- [Given task]
From the entries below, please gather each line containing the string "panel".

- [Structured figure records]
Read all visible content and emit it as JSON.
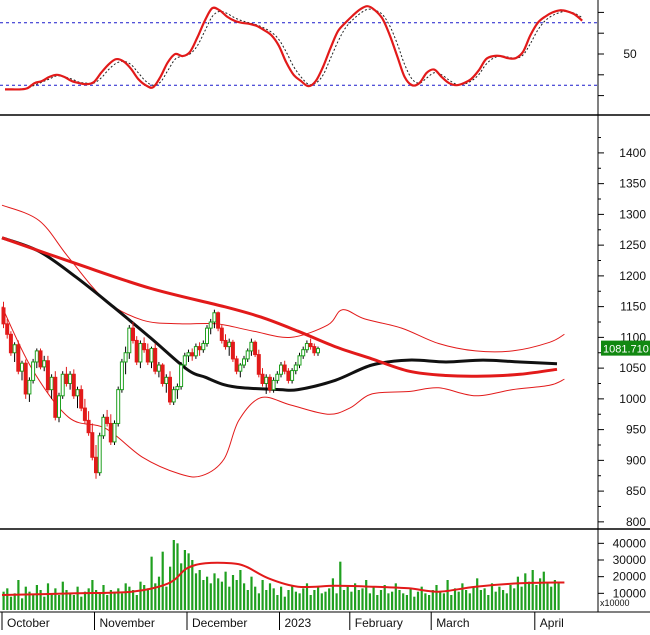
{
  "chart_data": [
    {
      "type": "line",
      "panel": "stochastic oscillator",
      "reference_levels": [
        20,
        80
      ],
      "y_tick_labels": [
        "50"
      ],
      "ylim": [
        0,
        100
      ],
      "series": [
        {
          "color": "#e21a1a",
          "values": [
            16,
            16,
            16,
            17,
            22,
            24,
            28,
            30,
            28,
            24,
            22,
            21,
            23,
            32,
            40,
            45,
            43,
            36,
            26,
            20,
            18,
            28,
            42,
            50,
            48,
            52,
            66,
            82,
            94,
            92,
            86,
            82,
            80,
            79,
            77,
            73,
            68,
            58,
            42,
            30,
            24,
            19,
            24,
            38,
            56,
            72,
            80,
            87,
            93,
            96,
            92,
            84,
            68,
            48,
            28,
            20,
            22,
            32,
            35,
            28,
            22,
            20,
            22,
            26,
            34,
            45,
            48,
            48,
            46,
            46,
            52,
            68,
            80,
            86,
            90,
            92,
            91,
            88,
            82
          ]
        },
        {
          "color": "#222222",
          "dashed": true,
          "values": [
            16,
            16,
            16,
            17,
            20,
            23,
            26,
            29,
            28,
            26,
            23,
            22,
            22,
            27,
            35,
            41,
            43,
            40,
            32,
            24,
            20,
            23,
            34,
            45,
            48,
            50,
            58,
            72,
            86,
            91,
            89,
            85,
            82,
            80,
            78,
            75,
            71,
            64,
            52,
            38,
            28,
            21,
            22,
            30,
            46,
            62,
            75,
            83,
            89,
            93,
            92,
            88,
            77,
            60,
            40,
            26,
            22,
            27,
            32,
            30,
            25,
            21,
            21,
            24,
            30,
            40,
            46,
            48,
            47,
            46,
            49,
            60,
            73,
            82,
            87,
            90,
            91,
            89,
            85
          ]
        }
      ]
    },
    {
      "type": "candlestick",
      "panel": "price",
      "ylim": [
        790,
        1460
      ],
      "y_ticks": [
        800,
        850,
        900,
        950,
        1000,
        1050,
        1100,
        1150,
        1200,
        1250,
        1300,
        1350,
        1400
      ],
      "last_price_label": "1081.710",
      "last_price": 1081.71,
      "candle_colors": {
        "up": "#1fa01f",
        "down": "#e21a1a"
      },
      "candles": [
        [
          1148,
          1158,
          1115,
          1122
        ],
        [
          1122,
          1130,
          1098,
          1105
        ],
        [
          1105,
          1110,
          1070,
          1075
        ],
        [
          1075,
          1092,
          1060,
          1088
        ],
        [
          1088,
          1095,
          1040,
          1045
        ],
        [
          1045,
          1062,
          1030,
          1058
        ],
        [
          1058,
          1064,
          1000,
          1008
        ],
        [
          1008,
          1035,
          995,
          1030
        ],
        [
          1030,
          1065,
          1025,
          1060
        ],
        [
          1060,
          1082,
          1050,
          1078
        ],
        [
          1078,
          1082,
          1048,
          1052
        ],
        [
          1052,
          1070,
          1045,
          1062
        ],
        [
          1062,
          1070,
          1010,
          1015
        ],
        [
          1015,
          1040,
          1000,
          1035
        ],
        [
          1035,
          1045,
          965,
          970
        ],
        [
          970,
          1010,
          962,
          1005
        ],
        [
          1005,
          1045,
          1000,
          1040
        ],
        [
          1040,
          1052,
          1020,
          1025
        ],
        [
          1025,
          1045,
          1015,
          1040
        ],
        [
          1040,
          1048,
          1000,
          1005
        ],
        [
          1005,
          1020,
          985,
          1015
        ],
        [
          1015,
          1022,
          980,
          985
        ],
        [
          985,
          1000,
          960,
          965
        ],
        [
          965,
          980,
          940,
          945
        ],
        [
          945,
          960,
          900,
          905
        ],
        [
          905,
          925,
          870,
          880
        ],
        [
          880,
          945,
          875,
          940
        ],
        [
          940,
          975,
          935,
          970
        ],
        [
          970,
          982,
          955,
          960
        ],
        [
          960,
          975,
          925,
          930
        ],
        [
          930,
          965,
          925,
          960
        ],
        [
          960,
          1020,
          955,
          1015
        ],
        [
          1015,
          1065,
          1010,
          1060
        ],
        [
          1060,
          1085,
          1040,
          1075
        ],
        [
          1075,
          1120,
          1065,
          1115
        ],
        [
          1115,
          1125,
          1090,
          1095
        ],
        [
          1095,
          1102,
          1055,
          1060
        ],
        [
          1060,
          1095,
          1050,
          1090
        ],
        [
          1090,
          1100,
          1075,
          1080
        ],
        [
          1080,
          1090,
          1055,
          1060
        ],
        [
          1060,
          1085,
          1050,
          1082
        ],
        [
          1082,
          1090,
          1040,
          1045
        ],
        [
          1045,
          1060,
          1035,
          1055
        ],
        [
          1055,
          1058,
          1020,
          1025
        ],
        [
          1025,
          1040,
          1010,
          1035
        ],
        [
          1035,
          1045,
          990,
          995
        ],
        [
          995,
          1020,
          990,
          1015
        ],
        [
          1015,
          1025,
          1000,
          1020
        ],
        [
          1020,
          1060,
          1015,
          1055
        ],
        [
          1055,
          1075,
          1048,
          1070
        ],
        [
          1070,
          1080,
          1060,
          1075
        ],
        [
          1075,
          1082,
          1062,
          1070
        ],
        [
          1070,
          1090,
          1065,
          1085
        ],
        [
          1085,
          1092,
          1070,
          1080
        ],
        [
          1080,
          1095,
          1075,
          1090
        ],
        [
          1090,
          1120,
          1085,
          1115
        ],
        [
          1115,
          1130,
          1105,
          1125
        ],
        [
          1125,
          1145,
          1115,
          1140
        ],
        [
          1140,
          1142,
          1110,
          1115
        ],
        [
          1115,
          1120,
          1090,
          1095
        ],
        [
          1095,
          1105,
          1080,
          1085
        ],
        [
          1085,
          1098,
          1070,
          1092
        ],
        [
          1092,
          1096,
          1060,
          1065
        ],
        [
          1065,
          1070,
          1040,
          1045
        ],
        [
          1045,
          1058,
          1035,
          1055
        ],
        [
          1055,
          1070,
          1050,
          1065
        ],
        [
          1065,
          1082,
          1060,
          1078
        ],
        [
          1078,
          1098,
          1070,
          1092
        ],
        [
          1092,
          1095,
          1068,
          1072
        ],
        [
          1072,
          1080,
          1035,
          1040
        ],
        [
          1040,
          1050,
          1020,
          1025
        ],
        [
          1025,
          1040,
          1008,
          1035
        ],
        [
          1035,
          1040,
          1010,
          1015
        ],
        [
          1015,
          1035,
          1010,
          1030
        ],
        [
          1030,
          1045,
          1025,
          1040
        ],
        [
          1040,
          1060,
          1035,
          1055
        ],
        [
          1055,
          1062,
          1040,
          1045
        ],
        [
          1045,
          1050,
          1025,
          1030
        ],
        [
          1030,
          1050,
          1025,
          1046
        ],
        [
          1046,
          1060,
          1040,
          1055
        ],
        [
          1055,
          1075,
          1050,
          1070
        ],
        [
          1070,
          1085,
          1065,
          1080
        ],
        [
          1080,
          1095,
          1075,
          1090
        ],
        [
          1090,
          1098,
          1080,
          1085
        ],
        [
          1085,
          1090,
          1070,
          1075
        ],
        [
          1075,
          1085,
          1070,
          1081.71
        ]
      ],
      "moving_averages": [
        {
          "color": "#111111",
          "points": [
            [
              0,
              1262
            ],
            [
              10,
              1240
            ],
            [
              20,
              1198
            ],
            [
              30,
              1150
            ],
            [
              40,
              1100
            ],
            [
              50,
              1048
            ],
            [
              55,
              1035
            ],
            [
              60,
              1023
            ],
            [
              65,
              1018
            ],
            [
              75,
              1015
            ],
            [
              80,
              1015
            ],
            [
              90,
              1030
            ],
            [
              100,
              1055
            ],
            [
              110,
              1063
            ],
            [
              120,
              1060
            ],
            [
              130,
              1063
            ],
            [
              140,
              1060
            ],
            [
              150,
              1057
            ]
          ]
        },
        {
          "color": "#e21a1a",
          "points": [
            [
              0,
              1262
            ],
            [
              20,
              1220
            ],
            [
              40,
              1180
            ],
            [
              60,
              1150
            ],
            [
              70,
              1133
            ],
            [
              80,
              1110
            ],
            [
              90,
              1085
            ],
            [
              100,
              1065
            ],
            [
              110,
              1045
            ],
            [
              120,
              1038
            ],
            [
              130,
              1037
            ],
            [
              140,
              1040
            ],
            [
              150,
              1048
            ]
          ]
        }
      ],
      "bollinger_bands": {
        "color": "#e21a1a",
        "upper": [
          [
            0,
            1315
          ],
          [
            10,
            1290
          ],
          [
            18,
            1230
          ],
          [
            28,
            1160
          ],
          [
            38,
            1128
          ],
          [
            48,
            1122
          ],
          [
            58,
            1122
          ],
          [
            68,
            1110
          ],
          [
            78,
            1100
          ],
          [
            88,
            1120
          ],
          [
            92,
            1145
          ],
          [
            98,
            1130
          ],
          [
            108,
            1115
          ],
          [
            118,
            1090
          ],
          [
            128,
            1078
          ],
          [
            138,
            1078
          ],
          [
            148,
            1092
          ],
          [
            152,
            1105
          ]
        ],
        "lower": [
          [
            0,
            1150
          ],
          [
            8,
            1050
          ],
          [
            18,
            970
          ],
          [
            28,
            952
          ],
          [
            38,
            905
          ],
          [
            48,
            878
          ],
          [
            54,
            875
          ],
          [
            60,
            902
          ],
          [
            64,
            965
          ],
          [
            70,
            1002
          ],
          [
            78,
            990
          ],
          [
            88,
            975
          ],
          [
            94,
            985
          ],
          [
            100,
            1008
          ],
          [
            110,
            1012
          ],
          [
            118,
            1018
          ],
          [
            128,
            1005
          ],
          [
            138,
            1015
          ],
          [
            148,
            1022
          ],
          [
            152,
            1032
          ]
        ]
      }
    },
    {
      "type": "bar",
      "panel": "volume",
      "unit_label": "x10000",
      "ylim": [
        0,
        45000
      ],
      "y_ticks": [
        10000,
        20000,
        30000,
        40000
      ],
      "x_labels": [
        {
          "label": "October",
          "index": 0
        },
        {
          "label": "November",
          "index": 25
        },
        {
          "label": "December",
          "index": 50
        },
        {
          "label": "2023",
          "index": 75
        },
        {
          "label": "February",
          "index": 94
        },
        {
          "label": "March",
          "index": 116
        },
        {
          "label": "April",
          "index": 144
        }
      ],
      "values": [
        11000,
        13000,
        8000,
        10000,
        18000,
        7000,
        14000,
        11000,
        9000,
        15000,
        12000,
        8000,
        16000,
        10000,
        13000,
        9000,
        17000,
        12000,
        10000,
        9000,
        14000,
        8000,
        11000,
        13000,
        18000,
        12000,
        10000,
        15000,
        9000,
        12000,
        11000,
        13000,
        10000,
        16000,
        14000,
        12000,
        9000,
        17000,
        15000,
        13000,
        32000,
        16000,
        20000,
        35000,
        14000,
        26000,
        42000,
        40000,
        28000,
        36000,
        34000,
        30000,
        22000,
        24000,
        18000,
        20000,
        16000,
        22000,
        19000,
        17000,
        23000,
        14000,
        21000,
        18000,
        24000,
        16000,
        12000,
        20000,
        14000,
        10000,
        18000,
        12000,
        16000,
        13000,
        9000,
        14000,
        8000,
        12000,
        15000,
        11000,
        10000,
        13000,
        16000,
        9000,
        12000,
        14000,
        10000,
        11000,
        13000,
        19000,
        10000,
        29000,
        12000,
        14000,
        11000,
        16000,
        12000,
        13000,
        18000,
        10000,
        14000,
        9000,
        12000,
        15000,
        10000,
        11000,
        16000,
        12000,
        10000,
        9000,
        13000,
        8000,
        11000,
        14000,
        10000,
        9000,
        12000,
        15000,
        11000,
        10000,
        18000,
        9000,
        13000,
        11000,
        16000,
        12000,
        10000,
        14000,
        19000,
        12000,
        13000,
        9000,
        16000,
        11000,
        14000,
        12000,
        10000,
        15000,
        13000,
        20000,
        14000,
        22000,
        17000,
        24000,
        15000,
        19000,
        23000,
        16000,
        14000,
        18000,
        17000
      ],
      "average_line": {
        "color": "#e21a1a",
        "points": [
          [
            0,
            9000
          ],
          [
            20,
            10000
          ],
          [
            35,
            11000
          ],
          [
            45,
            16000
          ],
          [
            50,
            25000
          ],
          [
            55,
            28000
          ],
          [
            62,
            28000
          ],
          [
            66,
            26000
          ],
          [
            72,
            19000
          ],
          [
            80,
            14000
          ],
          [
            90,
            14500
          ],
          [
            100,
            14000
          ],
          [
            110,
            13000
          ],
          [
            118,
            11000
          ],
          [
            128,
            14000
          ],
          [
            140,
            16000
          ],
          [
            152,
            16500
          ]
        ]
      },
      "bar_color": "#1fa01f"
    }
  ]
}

- [Reply]
      "panel": "stochastic oscillator",
      "panel": "price",
      "panel": "volume",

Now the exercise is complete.